##### EXTRACTED INFORMATION #####

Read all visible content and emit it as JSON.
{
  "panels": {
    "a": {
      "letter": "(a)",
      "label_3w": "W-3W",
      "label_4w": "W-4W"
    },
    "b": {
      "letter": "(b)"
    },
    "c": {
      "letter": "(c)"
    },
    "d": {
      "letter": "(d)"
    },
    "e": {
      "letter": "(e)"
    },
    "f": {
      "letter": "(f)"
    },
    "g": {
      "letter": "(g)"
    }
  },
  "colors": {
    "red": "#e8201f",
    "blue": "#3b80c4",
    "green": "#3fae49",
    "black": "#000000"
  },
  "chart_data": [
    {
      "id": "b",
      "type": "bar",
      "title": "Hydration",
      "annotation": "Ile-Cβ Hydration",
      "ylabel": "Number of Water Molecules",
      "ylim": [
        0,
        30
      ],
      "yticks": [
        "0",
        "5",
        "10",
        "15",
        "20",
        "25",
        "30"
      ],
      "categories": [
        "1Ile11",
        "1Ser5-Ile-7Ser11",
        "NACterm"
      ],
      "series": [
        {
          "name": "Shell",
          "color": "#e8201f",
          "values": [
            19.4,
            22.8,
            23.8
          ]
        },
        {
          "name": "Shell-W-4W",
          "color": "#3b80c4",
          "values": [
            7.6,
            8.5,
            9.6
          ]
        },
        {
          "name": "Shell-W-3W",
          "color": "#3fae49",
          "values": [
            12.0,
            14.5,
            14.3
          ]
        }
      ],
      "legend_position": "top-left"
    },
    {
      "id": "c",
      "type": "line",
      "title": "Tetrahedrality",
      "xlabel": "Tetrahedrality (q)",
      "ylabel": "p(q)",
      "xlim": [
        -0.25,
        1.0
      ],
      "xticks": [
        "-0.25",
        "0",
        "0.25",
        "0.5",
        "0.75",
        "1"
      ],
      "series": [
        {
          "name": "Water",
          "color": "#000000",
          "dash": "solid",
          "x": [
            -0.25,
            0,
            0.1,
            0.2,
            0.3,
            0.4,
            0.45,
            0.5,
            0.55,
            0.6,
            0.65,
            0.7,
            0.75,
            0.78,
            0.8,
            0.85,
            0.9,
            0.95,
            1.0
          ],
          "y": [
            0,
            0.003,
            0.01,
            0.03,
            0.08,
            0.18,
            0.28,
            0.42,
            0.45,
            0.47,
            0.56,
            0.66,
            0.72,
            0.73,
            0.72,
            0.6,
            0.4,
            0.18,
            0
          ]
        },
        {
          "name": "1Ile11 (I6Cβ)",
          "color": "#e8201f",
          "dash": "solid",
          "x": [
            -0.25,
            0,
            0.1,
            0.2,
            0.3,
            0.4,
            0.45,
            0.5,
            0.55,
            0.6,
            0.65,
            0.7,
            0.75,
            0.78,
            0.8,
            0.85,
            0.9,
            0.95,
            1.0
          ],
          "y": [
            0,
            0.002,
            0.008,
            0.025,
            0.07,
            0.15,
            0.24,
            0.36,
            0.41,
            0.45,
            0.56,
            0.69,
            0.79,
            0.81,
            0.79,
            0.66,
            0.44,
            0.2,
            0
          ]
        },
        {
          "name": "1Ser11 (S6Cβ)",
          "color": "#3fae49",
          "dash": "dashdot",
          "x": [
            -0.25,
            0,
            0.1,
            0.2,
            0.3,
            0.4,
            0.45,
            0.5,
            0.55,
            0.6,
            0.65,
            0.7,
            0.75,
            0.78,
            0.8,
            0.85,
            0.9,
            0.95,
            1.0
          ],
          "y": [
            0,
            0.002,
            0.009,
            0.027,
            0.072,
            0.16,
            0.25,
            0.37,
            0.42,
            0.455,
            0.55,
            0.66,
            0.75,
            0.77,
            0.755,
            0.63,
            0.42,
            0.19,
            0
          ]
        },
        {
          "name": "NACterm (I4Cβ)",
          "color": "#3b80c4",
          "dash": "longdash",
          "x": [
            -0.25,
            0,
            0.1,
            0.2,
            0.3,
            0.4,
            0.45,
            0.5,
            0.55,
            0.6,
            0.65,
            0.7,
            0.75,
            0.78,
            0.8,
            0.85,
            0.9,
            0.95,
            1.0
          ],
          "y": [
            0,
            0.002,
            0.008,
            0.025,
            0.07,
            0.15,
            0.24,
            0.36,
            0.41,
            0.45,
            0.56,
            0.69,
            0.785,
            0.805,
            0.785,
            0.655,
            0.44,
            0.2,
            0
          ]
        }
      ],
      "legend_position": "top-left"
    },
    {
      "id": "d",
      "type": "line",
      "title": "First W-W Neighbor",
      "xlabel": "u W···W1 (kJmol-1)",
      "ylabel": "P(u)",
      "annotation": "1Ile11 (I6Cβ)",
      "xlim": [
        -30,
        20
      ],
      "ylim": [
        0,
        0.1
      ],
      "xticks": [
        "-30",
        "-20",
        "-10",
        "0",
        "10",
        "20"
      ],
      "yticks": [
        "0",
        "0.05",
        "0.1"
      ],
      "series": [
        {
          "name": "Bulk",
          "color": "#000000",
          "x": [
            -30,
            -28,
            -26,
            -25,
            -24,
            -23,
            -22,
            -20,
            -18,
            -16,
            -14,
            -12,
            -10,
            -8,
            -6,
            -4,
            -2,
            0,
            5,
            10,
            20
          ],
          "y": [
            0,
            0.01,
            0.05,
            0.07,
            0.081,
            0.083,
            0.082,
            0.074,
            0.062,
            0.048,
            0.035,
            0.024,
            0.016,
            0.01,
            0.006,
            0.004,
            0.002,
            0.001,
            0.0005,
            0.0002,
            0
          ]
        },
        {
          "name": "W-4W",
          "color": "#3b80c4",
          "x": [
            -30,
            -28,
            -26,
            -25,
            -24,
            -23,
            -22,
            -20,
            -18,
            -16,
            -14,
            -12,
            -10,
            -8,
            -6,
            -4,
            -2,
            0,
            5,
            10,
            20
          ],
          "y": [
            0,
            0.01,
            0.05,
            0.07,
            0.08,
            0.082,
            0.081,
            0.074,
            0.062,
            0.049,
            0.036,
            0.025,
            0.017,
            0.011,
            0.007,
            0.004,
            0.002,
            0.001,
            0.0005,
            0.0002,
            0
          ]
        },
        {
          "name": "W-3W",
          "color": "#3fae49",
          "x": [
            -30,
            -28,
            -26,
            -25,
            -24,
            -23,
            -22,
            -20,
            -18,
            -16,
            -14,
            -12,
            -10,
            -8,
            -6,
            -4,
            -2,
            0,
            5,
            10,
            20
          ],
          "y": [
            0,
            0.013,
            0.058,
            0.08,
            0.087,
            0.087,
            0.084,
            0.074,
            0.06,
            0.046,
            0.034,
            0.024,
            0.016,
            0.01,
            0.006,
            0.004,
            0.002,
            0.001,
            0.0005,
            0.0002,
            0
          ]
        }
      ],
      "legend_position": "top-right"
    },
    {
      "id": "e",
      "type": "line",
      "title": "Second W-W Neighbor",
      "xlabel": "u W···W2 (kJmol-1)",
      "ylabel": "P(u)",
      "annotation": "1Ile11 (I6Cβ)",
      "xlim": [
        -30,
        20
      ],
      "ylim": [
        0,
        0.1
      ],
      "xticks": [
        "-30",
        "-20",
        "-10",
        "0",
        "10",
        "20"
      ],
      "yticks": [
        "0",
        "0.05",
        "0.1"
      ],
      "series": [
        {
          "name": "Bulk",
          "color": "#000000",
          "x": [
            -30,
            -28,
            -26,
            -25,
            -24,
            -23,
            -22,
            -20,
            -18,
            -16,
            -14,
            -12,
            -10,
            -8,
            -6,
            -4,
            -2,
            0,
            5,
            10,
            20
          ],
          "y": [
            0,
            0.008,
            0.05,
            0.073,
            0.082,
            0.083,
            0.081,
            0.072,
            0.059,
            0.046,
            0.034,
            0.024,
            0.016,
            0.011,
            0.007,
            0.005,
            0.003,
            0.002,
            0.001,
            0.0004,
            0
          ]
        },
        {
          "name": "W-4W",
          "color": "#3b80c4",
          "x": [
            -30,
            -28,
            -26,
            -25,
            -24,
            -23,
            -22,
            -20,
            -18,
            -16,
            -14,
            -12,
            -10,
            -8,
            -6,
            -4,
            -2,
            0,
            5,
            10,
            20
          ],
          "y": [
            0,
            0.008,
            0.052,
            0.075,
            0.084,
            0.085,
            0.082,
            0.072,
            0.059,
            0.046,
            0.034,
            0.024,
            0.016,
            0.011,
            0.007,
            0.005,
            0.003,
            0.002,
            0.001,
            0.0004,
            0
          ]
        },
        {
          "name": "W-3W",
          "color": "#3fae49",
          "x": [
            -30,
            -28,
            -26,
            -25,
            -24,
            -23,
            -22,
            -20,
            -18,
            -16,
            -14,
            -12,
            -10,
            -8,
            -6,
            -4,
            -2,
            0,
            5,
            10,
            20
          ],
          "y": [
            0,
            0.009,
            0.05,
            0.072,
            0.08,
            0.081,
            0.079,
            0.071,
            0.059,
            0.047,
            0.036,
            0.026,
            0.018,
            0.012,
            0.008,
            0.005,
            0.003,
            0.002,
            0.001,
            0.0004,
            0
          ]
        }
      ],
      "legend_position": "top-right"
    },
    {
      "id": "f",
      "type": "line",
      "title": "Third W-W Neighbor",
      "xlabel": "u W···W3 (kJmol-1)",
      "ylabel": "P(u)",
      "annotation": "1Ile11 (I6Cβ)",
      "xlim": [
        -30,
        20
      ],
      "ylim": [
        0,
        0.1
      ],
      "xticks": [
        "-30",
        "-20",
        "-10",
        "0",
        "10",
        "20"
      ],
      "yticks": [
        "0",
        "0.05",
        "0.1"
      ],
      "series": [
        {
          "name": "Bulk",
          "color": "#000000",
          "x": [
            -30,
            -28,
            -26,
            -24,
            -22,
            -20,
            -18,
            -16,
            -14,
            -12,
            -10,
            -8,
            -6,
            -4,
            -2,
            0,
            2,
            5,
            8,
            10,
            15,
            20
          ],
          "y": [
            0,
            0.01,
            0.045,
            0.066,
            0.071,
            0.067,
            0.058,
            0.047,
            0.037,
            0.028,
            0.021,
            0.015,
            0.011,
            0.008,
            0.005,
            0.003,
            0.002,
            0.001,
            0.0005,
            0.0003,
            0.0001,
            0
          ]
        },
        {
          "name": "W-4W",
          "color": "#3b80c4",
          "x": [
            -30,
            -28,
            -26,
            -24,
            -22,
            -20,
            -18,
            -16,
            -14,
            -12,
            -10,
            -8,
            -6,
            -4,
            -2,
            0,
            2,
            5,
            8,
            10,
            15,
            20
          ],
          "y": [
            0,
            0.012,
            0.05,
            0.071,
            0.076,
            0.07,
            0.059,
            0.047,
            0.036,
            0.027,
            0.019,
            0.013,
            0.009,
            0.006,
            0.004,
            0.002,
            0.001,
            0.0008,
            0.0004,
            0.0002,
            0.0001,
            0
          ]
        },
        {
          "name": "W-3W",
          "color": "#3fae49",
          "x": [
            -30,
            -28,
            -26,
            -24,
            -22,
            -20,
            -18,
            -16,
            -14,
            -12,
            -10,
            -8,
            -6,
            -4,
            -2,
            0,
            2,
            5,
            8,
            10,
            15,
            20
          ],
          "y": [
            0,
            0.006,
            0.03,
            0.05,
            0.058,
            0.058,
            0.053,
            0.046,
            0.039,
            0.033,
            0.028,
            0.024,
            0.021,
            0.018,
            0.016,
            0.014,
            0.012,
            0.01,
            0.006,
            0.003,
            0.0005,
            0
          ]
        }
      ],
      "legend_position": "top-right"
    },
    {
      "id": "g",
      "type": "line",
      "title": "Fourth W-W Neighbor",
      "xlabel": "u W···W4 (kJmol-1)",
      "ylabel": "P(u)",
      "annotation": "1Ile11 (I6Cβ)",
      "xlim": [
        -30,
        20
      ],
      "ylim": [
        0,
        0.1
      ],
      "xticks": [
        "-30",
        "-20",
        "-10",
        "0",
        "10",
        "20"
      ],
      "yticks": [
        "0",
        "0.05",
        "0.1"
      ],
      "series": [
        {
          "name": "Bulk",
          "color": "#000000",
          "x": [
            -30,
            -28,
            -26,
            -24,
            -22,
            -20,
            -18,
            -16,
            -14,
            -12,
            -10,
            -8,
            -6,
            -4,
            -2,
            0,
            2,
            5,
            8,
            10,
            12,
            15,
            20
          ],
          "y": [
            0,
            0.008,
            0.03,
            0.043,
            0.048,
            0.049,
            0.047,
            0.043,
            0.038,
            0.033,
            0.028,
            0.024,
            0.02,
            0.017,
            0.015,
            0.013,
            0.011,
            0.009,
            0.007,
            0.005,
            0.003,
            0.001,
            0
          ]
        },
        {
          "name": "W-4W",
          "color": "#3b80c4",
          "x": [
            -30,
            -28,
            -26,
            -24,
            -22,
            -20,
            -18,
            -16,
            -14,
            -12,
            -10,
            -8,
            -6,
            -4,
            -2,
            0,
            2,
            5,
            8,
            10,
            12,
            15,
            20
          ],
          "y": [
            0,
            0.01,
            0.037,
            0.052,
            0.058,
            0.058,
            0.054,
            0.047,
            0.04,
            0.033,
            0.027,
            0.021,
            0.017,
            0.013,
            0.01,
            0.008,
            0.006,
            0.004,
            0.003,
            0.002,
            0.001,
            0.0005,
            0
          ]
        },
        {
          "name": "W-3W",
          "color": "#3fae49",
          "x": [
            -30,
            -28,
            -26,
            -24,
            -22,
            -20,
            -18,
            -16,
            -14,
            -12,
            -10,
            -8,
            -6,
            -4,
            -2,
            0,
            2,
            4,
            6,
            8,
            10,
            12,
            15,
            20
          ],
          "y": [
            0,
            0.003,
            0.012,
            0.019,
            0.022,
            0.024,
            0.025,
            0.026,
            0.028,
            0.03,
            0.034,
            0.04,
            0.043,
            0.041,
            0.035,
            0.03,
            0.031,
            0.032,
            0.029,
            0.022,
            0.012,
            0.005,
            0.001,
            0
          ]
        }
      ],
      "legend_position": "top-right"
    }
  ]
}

#####

STATED GOAL = Give only the number of lines in the listing above that include the string "dash".

FULL OUTPUT = 4